TASK INSTRUCTIONS:
Select the lines that hold the word "tratamiento" and copy each one.

PROVIDED MATERIAL:
◇ ◇ ◇ ◇ ◇
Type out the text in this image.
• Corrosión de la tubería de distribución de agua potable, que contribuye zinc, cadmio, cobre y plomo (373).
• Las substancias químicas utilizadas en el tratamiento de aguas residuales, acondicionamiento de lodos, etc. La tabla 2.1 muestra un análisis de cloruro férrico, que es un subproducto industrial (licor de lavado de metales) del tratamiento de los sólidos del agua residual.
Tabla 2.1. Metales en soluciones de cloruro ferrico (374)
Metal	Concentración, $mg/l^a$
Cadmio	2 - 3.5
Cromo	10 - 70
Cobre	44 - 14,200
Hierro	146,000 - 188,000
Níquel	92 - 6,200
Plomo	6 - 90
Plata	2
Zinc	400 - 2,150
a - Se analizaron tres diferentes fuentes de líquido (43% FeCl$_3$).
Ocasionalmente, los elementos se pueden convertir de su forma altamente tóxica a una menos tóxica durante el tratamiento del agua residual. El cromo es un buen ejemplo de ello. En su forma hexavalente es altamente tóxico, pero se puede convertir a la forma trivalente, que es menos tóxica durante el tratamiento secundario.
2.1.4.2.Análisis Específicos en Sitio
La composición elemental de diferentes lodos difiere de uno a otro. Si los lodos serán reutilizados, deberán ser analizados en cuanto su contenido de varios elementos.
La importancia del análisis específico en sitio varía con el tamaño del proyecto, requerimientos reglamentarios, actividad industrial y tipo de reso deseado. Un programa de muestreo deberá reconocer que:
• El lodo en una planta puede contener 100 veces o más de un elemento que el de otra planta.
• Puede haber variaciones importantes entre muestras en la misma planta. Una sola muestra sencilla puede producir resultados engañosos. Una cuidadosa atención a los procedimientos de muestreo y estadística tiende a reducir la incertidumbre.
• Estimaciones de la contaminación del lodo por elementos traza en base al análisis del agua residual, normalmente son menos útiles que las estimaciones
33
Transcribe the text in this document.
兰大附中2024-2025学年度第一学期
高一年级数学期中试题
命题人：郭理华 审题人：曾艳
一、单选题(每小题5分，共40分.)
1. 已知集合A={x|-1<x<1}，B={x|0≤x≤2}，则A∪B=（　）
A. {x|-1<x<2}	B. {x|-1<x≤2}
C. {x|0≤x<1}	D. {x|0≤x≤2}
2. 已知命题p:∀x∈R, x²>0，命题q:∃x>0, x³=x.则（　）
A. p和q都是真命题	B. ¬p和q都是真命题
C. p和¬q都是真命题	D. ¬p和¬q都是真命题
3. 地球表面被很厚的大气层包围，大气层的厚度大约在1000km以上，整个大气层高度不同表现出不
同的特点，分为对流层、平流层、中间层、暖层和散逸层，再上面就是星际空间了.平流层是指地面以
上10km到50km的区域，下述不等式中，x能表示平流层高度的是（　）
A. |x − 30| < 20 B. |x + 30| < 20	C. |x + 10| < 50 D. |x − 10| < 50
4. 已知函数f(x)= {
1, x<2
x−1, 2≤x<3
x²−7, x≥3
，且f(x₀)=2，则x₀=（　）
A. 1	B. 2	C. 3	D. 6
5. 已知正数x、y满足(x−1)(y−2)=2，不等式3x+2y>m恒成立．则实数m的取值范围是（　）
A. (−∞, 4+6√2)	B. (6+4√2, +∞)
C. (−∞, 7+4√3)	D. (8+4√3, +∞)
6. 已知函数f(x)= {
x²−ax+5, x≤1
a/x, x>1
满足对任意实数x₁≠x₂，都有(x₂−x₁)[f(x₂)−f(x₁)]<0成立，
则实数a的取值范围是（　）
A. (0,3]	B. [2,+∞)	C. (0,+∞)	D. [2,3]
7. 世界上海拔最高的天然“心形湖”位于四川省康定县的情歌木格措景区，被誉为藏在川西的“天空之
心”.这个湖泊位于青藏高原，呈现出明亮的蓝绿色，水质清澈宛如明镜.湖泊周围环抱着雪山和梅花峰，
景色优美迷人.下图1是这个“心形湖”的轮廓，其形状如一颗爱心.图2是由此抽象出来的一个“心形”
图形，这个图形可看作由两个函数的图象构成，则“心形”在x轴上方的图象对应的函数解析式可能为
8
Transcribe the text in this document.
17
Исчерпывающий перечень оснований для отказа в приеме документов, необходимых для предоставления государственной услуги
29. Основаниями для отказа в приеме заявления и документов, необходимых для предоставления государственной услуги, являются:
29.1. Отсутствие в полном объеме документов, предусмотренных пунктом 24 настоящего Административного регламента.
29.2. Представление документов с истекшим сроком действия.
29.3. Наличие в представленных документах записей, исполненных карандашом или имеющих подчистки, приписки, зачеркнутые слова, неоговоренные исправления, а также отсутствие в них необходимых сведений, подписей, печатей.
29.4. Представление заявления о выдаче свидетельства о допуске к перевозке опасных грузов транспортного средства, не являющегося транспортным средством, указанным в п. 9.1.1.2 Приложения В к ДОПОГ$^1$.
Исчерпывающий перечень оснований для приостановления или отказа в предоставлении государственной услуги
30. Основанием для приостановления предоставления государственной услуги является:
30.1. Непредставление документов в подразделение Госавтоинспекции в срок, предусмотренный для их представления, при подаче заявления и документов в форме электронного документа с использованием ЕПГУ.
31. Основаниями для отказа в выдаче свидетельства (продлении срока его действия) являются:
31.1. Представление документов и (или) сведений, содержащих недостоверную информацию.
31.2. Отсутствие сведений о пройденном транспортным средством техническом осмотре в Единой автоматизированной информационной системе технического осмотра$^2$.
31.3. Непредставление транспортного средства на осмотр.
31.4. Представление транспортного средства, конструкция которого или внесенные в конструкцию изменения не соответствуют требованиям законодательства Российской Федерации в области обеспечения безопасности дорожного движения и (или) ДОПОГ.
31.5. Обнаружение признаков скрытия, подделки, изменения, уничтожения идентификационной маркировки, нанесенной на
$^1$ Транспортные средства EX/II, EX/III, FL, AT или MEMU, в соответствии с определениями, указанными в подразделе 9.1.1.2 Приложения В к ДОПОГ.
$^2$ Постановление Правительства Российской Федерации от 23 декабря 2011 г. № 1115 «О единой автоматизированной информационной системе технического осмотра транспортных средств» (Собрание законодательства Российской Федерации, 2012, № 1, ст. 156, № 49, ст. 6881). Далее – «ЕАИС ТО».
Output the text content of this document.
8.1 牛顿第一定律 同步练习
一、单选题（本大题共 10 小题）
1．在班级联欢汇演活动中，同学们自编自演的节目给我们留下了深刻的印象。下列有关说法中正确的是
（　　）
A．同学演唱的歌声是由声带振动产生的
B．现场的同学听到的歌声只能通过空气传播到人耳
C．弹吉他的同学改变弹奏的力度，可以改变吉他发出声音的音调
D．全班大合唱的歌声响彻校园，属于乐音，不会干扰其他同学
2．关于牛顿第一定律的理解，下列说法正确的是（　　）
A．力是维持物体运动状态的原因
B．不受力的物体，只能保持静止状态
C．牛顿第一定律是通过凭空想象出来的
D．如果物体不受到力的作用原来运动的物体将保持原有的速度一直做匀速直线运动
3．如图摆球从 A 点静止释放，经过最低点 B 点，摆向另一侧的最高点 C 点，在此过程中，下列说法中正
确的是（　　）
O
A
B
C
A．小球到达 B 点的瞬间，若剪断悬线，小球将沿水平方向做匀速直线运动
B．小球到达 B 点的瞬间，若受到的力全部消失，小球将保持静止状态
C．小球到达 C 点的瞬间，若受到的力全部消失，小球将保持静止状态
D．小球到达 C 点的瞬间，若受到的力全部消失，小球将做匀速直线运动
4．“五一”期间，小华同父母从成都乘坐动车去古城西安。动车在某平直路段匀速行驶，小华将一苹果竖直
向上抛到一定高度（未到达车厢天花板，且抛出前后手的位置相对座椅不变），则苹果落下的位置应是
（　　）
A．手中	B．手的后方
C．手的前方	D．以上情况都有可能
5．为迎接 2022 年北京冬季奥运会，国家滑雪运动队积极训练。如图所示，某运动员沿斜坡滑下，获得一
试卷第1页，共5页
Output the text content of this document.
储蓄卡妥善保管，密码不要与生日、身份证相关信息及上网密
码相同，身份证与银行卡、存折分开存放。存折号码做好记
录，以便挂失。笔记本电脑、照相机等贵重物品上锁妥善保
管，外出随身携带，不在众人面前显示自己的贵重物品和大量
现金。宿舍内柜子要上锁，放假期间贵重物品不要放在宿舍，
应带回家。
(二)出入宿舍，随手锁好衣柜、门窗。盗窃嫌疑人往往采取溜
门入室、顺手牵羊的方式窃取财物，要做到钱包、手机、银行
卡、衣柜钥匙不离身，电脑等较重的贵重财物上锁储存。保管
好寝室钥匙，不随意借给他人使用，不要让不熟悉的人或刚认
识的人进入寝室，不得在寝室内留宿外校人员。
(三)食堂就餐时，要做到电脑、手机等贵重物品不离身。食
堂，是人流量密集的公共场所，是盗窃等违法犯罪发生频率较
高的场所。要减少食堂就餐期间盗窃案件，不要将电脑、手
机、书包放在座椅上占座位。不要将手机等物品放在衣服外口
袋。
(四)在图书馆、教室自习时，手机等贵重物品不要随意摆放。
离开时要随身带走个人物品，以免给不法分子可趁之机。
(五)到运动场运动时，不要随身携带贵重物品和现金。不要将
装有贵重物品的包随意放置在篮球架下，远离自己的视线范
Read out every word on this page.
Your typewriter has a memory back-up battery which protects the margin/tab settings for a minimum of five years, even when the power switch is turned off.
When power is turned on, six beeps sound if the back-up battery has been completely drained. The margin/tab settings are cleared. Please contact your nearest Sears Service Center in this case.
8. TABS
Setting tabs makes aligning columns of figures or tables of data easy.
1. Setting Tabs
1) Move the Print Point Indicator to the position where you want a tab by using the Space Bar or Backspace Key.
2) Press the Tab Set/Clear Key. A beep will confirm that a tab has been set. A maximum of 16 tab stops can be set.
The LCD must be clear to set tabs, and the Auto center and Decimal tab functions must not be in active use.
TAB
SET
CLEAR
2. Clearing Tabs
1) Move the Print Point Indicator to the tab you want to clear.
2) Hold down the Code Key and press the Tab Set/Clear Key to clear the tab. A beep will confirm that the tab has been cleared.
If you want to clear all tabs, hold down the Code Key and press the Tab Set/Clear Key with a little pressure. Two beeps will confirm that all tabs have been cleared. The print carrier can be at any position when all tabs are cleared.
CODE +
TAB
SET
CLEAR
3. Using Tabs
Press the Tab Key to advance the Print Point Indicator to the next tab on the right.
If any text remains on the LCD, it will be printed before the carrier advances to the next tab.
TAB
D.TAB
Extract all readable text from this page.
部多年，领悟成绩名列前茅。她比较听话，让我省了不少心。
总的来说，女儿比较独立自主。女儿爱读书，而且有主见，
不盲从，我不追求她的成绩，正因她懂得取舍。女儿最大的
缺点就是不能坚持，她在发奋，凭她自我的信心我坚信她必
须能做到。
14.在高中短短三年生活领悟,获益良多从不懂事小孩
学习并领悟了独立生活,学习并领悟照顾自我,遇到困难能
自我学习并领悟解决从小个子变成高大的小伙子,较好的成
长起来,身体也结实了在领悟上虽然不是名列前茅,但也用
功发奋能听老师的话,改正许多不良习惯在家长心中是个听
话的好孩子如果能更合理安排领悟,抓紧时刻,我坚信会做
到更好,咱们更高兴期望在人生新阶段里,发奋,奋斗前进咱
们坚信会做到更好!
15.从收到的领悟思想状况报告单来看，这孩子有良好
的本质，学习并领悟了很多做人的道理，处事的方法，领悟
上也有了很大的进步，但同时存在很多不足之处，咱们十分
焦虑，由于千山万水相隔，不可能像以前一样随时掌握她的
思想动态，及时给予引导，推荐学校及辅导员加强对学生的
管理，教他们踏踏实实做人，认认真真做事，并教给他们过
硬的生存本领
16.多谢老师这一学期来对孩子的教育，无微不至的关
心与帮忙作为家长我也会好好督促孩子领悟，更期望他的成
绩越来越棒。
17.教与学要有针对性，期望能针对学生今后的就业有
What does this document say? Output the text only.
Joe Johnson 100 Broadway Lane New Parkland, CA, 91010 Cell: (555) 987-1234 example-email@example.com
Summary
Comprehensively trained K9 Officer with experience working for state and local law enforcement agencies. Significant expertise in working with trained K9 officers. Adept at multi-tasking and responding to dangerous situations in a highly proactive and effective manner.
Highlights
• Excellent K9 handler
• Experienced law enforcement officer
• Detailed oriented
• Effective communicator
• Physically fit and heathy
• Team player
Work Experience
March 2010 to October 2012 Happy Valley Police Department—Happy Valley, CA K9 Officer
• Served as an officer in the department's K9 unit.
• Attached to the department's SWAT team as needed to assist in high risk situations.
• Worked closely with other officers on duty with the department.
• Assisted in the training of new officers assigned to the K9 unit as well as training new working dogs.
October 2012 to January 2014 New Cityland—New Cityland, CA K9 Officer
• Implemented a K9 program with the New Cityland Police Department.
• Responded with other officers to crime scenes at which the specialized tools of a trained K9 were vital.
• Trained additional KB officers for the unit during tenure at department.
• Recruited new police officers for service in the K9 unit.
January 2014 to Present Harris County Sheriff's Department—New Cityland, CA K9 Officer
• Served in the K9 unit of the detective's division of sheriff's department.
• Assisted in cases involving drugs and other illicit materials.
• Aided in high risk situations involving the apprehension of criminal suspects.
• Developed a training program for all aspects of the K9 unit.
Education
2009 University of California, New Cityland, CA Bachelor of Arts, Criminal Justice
◇ ◇ ◇ ◇ ◇
CORRECT RESPONSE:
• Las substancias químicas utilizadas en el tratamiento de aguas residuales, acondicionamiento de lodos, etc. La tabla 2.1 muestra un análisis de cloruro férrico, que es un subproducto industrial (licor de lavado de metales) del tratamiento de los sólidos del agua residual.
Ocasionalmente, los elementos se pueden convertir de su forma altamente tóxica a una menos tóxica durante el tratamiento del agua residual. El cromo es un buen ejemplo de ello. En su forma hexavalente es altamente tóxico, pero se puede convertir a la forma trivalente, que es menos tóxica durante el tratamiento secundario.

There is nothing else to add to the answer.